## WHAT THIS TASK INVOLVES:
Output nothing but the number of lines that include the word "从我做起".

(Data items)
· · · · · · ·

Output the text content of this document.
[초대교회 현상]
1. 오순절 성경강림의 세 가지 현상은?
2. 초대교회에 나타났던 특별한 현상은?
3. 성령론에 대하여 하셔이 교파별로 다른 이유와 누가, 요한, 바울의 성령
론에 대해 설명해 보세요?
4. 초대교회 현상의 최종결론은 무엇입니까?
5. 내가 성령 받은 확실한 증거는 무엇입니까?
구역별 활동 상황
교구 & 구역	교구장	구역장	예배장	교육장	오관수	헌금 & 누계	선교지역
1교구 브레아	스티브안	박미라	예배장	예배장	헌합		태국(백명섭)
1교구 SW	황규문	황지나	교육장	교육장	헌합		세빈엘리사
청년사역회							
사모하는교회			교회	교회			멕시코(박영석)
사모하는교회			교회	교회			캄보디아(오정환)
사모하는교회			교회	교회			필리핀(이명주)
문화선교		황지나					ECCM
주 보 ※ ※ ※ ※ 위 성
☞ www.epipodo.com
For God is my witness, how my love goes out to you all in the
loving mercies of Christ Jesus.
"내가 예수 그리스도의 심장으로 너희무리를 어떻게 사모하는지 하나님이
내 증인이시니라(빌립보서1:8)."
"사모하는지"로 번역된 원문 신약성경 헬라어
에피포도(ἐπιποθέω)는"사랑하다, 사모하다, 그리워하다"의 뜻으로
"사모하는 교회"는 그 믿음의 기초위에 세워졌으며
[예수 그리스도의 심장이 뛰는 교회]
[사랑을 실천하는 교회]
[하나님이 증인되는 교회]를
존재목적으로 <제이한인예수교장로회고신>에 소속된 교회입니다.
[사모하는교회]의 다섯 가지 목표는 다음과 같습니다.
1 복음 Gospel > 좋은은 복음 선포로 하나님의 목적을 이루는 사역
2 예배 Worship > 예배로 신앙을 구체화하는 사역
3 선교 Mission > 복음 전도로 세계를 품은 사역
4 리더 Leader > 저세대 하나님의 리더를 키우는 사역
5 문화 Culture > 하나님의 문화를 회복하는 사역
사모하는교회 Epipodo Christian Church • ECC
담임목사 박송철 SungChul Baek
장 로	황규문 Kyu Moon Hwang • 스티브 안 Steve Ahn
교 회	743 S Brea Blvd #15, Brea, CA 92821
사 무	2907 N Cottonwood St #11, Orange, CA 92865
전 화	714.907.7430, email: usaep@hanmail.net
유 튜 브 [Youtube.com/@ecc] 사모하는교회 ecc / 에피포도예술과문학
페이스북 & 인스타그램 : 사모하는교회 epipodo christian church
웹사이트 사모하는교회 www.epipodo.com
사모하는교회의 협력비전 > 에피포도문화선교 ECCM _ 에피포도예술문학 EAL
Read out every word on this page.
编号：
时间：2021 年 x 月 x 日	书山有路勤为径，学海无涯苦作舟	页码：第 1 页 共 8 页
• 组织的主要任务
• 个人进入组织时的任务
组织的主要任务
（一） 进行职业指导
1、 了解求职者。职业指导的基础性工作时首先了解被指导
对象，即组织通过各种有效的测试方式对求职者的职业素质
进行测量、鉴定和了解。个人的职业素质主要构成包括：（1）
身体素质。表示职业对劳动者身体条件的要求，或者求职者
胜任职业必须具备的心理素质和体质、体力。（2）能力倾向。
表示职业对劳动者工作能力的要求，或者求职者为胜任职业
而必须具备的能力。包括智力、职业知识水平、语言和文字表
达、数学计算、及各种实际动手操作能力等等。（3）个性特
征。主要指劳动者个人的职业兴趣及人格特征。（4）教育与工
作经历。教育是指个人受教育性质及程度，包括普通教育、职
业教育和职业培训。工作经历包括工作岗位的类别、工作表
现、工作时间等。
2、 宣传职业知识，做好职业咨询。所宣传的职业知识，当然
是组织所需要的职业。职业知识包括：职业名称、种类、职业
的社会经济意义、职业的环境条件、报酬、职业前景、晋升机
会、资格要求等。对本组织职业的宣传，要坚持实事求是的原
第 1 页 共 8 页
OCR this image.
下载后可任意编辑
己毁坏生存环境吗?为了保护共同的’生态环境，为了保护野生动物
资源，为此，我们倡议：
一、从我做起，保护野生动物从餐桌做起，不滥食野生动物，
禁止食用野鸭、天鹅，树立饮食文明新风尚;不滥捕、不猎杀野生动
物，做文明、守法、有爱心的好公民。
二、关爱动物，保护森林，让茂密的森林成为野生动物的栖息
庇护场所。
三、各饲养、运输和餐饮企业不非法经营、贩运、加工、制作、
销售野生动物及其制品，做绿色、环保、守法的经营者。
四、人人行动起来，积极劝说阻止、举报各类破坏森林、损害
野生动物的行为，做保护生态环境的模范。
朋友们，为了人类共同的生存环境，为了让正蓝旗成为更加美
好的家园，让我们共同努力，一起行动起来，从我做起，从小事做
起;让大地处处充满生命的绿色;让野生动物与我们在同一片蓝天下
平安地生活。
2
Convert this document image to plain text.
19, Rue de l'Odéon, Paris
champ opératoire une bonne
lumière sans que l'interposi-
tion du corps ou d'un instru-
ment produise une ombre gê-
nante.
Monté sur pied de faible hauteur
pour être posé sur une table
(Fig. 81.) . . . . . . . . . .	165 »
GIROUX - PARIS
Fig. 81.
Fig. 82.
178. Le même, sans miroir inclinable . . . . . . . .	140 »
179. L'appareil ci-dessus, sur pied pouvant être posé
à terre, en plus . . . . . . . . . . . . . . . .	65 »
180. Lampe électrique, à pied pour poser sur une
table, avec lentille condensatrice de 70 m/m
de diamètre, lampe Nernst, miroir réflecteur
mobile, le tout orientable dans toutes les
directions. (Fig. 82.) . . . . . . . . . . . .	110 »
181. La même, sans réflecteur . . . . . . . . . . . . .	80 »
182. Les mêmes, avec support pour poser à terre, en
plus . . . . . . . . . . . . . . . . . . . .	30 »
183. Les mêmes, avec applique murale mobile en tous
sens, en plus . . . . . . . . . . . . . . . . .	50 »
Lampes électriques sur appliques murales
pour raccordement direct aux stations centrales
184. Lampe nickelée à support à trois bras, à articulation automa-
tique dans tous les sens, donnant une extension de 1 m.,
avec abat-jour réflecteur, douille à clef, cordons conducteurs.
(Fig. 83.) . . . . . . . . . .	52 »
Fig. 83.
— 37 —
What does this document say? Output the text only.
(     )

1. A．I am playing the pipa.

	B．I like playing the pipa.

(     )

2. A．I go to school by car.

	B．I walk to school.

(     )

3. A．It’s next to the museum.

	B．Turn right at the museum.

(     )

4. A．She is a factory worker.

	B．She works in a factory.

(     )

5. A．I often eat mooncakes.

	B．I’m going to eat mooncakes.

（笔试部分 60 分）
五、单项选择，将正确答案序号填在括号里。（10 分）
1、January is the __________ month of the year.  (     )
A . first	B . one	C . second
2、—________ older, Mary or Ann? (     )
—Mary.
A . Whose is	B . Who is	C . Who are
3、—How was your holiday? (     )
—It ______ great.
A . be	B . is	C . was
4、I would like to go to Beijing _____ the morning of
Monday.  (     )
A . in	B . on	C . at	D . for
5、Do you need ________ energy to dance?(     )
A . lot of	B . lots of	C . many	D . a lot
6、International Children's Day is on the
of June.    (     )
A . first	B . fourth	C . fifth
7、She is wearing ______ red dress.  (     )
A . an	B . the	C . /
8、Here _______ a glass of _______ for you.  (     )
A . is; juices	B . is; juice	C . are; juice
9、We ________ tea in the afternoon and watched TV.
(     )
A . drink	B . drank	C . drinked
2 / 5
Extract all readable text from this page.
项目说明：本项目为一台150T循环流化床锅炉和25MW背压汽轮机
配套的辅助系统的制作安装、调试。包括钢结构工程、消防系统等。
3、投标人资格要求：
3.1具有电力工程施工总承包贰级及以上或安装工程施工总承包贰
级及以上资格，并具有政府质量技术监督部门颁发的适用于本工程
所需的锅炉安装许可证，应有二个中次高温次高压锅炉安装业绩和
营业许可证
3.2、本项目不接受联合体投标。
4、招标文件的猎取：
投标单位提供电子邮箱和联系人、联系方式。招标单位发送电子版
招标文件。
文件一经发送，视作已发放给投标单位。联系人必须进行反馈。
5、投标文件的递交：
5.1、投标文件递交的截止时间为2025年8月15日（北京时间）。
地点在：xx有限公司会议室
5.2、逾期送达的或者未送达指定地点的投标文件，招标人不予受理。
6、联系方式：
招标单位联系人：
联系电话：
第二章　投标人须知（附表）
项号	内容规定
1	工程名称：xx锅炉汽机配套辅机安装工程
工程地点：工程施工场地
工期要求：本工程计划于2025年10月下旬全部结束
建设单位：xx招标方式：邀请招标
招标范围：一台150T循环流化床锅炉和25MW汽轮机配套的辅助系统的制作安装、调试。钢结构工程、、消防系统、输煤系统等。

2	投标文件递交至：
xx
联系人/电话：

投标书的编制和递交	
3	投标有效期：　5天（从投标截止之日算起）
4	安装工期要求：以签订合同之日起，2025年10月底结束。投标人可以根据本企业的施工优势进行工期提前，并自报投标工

· · · · · · ·

## REPLY TO THE EXERCISE:
2